[Start RECORDS]
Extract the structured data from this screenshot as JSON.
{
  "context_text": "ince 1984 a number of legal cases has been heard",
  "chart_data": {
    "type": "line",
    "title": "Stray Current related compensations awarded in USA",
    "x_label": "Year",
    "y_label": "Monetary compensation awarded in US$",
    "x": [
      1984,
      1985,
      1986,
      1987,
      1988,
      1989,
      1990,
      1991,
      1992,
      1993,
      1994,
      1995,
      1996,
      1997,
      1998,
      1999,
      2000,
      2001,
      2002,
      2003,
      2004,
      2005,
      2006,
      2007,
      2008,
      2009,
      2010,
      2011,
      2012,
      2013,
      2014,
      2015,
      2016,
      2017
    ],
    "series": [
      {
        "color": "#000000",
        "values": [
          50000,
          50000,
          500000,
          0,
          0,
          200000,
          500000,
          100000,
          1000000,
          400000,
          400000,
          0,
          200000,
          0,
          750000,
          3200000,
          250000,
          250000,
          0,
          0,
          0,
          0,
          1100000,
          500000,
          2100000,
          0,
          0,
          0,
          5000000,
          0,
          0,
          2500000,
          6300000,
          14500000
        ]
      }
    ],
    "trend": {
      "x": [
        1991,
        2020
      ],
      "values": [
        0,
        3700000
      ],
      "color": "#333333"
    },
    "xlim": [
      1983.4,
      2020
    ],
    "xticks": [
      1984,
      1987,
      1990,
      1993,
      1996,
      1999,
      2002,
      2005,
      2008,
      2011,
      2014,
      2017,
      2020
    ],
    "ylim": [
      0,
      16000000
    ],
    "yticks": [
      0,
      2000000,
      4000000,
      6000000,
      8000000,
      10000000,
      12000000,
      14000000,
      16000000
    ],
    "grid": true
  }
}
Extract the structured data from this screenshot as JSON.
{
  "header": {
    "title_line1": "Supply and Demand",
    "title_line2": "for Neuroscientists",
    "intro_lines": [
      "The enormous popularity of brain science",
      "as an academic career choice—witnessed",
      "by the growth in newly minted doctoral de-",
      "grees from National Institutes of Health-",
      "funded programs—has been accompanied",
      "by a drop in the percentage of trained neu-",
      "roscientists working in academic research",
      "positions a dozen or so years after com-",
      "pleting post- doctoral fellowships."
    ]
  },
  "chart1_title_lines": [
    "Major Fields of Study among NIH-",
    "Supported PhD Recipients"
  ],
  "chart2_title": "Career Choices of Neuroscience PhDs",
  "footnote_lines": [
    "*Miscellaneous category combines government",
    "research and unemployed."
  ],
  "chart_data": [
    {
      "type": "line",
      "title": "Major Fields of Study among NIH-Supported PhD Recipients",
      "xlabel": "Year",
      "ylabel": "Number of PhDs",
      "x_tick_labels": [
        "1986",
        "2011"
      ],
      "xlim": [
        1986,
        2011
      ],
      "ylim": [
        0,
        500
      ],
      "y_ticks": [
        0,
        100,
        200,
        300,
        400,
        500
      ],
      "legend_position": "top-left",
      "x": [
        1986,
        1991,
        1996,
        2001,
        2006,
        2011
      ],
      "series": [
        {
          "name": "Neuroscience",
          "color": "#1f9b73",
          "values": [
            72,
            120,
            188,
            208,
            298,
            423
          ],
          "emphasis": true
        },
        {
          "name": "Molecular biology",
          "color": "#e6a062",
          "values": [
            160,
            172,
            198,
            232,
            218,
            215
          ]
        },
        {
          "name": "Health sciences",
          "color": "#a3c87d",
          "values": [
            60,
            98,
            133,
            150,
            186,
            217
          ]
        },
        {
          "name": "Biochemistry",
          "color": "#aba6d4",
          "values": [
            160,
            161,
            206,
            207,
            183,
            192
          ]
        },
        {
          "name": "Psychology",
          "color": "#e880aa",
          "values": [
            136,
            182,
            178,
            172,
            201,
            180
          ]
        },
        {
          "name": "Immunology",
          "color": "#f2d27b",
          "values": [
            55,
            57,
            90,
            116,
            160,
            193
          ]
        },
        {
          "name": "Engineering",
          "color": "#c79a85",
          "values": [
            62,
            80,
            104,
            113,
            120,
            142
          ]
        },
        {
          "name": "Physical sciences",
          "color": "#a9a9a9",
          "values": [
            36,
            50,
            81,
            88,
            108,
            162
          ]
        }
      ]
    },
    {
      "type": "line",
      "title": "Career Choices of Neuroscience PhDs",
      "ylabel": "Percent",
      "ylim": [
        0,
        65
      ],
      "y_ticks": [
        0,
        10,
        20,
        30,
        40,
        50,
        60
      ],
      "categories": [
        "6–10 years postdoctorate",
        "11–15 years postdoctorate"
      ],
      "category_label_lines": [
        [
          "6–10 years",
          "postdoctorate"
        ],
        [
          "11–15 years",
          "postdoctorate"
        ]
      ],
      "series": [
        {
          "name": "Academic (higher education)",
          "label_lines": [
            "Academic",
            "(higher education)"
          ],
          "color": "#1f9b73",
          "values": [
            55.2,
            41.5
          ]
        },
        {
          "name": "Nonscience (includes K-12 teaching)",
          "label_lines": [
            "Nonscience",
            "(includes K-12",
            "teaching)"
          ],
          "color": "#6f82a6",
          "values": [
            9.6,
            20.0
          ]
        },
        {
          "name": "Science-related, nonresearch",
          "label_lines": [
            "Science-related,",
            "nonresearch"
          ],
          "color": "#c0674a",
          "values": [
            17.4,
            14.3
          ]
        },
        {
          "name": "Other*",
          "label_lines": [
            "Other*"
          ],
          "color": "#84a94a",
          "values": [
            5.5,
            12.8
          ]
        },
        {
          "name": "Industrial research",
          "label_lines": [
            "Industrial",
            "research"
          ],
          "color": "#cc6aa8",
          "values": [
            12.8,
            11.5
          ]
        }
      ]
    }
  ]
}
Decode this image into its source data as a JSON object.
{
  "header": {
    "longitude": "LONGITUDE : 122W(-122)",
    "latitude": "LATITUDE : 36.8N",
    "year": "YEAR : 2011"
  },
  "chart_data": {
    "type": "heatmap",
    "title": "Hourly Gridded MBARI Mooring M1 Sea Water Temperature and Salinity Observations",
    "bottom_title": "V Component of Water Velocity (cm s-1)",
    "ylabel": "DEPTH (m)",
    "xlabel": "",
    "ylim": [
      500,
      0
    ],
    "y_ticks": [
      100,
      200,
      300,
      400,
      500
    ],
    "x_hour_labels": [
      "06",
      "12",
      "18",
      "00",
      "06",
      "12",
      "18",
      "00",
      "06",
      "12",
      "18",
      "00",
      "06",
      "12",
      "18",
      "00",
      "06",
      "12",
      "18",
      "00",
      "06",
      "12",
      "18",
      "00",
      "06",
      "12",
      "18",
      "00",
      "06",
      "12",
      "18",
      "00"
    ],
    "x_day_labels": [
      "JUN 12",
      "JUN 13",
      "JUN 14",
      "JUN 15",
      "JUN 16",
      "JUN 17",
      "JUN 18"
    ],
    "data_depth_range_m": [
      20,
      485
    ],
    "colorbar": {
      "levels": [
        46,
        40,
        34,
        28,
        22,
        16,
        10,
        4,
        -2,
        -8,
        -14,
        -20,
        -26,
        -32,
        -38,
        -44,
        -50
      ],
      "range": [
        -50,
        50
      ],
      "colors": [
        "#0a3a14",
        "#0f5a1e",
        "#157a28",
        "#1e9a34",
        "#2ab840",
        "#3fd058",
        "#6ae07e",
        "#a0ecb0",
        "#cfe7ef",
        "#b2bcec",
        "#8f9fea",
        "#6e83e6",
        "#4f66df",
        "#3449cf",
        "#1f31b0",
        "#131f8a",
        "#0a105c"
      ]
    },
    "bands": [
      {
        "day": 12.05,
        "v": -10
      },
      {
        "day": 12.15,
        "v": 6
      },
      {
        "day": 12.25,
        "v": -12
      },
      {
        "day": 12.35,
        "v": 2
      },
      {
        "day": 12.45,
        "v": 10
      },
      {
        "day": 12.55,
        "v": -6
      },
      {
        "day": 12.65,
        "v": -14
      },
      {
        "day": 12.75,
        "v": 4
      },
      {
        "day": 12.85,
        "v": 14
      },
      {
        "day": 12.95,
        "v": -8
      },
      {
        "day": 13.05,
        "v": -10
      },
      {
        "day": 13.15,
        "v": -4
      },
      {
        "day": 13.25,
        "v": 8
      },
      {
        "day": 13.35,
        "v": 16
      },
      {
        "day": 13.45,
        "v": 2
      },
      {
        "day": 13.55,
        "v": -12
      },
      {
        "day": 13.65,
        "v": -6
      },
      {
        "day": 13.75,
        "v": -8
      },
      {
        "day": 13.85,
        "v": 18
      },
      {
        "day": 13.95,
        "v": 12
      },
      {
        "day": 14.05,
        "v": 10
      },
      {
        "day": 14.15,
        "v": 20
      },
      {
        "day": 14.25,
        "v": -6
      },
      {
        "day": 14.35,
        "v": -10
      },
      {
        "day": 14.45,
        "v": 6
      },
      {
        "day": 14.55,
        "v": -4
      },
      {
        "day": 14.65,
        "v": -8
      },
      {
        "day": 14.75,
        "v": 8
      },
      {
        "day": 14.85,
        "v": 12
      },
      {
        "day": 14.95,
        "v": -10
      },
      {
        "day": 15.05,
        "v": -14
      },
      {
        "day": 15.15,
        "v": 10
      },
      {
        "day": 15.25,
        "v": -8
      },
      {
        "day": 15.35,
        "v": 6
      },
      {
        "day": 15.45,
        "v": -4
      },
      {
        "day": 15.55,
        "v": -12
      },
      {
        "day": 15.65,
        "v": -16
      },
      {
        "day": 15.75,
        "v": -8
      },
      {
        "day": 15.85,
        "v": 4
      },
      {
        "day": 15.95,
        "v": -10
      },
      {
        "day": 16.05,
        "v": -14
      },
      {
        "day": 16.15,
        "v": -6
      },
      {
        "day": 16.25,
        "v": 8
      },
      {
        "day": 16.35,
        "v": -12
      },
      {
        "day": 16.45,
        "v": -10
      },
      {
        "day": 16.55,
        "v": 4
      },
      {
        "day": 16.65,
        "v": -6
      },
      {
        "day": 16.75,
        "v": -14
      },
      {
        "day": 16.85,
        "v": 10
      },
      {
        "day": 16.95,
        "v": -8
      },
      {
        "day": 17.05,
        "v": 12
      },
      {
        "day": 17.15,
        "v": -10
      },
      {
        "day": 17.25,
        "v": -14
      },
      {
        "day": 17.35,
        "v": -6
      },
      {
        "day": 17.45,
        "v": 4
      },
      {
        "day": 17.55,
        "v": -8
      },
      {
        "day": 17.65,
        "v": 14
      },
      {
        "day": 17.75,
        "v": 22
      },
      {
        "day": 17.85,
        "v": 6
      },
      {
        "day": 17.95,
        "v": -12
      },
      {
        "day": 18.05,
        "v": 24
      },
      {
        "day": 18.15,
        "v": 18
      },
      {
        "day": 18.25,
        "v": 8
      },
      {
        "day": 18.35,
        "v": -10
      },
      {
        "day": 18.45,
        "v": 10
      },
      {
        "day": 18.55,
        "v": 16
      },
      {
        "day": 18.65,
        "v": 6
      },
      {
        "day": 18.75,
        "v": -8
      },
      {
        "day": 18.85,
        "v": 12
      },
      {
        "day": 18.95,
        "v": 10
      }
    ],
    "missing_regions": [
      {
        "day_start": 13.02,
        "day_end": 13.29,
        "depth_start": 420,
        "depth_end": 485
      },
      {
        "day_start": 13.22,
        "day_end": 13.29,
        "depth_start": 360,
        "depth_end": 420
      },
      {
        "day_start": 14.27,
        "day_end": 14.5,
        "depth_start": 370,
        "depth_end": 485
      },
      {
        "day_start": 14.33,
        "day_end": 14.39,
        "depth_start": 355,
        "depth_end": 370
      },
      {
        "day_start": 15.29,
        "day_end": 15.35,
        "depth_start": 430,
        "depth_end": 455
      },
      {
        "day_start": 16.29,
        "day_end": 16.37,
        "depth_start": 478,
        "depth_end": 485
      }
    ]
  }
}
[End RECORDS]
■ TASK: Give nothing but the count of lines in the listing above that hold the string "Neuroscience".

■ RESPONSE FOR THIS EXERCISE: 3